OBJECTIVE.
Transcribe each line of the records below exactly, excluding any embedded images.

SOURCE RECORDS.
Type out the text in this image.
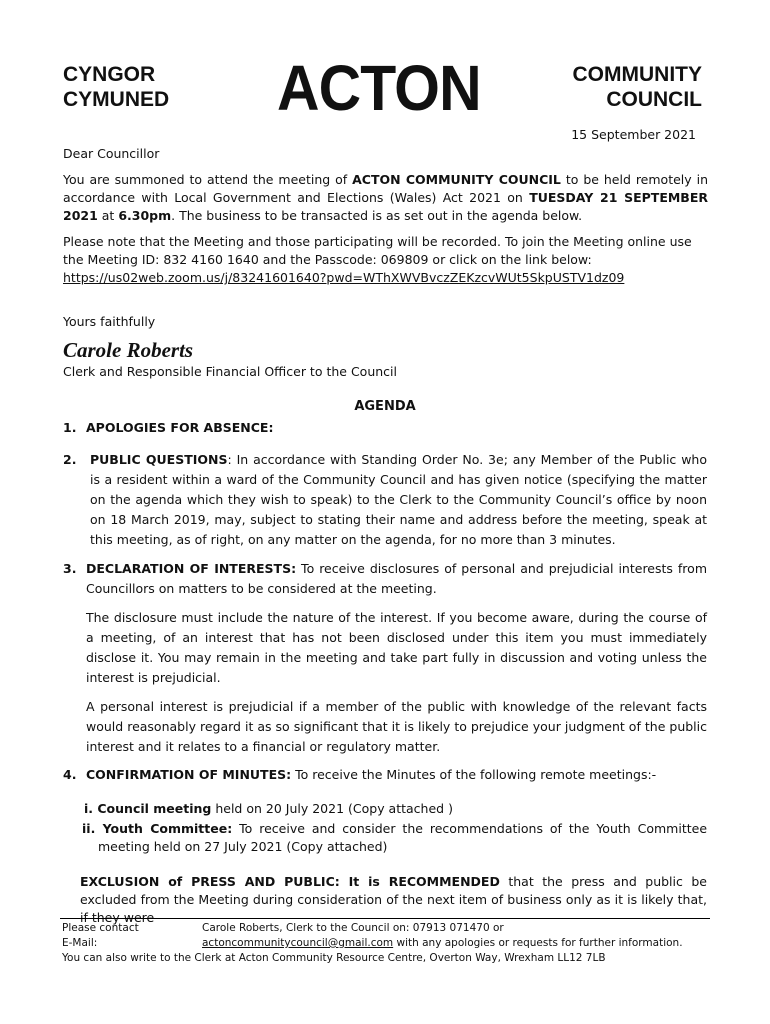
CYNGOR
CYMUNED ACTON	COMMUNITY
COUNCIL
15 September 2021
Dear Councillor
You are summoned to attend the meeting of ACTON COMMUNITY COUNCIL to be held remotely in accordance with Local Government and Elections (Wales) Act 2021 on TUESDAY 21 SEPTEMBER 2021 at 6.30pm. The business to be transacted is as set out in the agenda below.
Please note that the Meeting and those participating will be recorded. To join the Meeting online use the Meeting ID: 832 4160 1640 and the Passcode: 069809 or click on the link below:
https://us02web.zoom.us/j/83241601640?pwd=WThXWVBvczZEKzcvWUt5SkpUSTV1dz09
Yours faithfully
Carole Roberts
Clerk and Responsible Financial Officer to the Council
AGENDA
1. APOLOGIES FOR ABSENCE:
2. PUBLIC QUESTIONS: In accordance with Standing Order No. 3e; any Member of the Public who is a resident within a ward of the Community Council and has given notice (specifying the matter on the agenda which they wish to speak) to the Clerk to the Community Council’s office by noon on 18 March 2019, may, subject to stating their name and address before the meeting, speak at this meeting, as of right, on any matter on the agenda, for no more than 3 minutes.
3. DECLARATION OF INTERESTS: To receive disclosures of personal and prejudicial interests from Councillors on matters to be considered at the meeting.
The disclosure must include the nature of the interest. If you become aware, during the course of a meeting, of an interest that has not been disclosed under this item you must immediately disclose it. You may remain in the meeting and take part fully in discussion and voting unless the interest is prejudicial.
A personal interest is prejudicial if a member of the public with knowledge of the relevant facts would reasonably regard it as so significant that it is likely to prejudice your judgment of the public interest and it relates to a financial or regulatory matter.
4. CONFIRMATION OF MINUTES: To receive the Minutes of the following remote meetings:-
i. Council meeting held on 20 July 2021 (Copy attached )
ii. Youth Committee: To receive and consider the recommendations of the Youth Committee meeting held on 27 July 2021 (Copy attached)
EXCLUSION of PRESS AND PUBLIC: It is RECOMMENDED that the press and public be excluded from the Meeting during consideration of the next item of business only as it is likely that, if they were
Please contact	Carole Roberts, Clerk to the Council on: 07913 071470 or
E-Mail:	actoncommunitycouncil@gmail.com with any apologies or requests for further information.
You can also write to the Clerk at Acton Community Resource Centre, Overton Way, Wrexham LL12 7LB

OUTPUT OF THE EXERCISE.
Type out the text in this image.
CYNGOR
CYMUNED ACTON	COMMUNITY
COUNCIL
15 September 2021
Dear Councillor
You are summoned to attend the meeting of ACTON COMMUNITY COUNCIL to be held remotely in accordance with Local Government and Elections (Wales) Act 2021 on TUESDAY 21 SEPTEMBER 2021 at 6.30pm. The business to be transacted is as set out in the agenda below.
Please note that the Meeting and those participating will be recorded. To join the Meeting online use the Meeting ID: 832 4160 1640 and the Passcode: 069809 or click on the link below:
https://us02web.zoom.us/j/83241601640?pwd=WThXWVBvczZEKzcvWUt5SkpUSTV1dz09
Yours faithfully
Carole Roberts
Clerk and Responsible Financial Officer to the Council
AGENDA
1. APOLOGIES FOR ABSENCE:
2. PUBLIC QUESTIONS: In accordance with Standing Order No. 3e; any Member of the Public who is a resident within a ward of the Community Council and has given notice (specifying the matter on the agenda which they wish to speak) to the Clerk to the Community Council’s office by noon on 18 March 2019, may, subject to stating their name and address before the meeting, speak at this meeting, as of right, on any matter on the agenda, for no more than 3 minutes.
3. DECLARATION OF INTERESTS: To receive disclosures of personal and prejudicial interests from Councillors on matters to be considered at the meeting.
The disclosure must include the nature of the interest. If you become aware, during the course of a meeting, of an interest that has not been disclosed under this item you must immediately disclose it. You may remain in the meeting and take part fully in discussion and voting unless the interest is prejudicial.
A personal interest is prejudicial if a member of the public with knowledge of the relevant facts would reasonably regard it as so significant that it is likely to prejudice your judgment of the public interest and it relates to a financial or regulatory matter.
4. CONFIRMATION OF MINUTES: To receive the Minutes of the following remote meetings:-
i. Council meeting held on 20 July 2021 (Copy attached )
ii. Youth Committee: To receive and consider the recommendations of the Youth Committee meeting held on 27 July 2021 (Copy attached)
EXCLUSION of PRESS AND PUBLIC: It is RECOMMENDED that the press and public be excluded from the Meeting during consideration of the next item of business only as it is likely that, if they were
Please contact	Carole Roberts, Clerk to the Council on: 07913 071470 or
E-Mail:	actoncommunitycouncil@gmail.com with any apologies or requests for further information.
You can also write to the Clerk at Acton Community Resource Centre, Overton Way, Wrexham LL12 7LB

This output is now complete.